> ASSIGNMENT
Copy out all lines from the entries below in which "frequency" occurs.

----- EXERCISE MATERIALS -----

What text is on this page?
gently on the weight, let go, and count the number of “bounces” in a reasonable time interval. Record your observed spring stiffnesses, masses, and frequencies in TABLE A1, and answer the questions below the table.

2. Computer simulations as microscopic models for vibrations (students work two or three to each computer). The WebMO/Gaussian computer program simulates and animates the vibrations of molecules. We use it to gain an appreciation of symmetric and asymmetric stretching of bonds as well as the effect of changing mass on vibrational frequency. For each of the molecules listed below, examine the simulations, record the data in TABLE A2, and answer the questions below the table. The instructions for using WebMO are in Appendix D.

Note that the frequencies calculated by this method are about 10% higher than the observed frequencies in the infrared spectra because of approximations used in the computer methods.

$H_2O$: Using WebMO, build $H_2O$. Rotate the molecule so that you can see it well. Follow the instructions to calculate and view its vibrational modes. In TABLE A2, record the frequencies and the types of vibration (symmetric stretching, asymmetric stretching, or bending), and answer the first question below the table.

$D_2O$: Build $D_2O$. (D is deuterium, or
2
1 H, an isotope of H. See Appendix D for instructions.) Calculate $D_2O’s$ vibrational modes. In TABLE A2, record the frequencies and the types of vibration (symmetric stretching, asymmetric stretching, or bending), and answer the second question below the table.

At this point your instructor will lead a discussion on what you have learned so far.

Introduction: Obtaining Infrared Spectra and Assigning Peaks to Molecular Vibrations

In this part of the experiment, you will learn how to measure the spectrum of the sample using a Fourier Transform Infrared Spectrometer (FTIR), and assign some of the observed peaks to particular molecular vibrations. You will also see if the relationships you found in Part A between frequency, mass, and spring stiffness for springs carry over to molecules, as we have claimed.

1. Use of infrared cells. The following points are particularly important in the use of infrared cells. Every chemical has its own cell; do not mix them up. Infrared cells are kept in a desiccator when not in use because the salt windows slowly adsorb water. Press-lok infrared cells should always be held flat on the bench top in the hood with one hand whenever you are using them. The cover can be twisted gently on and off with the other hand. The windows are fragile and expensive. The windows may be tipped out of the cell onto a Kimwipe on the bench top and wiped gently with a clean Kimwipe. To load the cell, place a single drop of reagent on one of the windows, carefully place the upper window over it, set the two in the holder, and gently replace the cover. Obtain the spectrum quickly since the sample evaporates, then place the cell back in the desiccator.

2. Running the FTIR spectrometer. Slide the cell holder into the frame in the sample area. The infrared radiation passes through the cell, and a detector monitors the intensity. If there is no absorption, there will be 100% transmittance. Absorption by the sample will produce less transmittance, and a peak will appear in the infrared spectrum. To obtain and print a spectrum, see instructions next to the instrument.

-----

> OUTPUT OF THE TASK
2. Computer simulations as microscopic models for vibrations (students work two or three to each computer). The WebMO/Gaussian computer program simulates and animates the vibrations of molecules. We use it to gain an appreciation of symmetric and asymmetric stretching of bonds as well as the effect of changing mass on vibrational frequency. For each of the molecules listed below, examine the simulations, record the data in TABLE A2, and answer the questions below the table. The instructions for using WebMO are in Appendix D.
In this part of the experiment, you will learn how to measure the spectrum of the sample using a Fourier Transform Infrared Spectrometer (FTIR), and assign some of the observed peaks to particular molecular vibrations. You will also see if the relationships you found in Part A between frequency, mass, and spring stiffness for springs carry over to molecules, as we have claimed.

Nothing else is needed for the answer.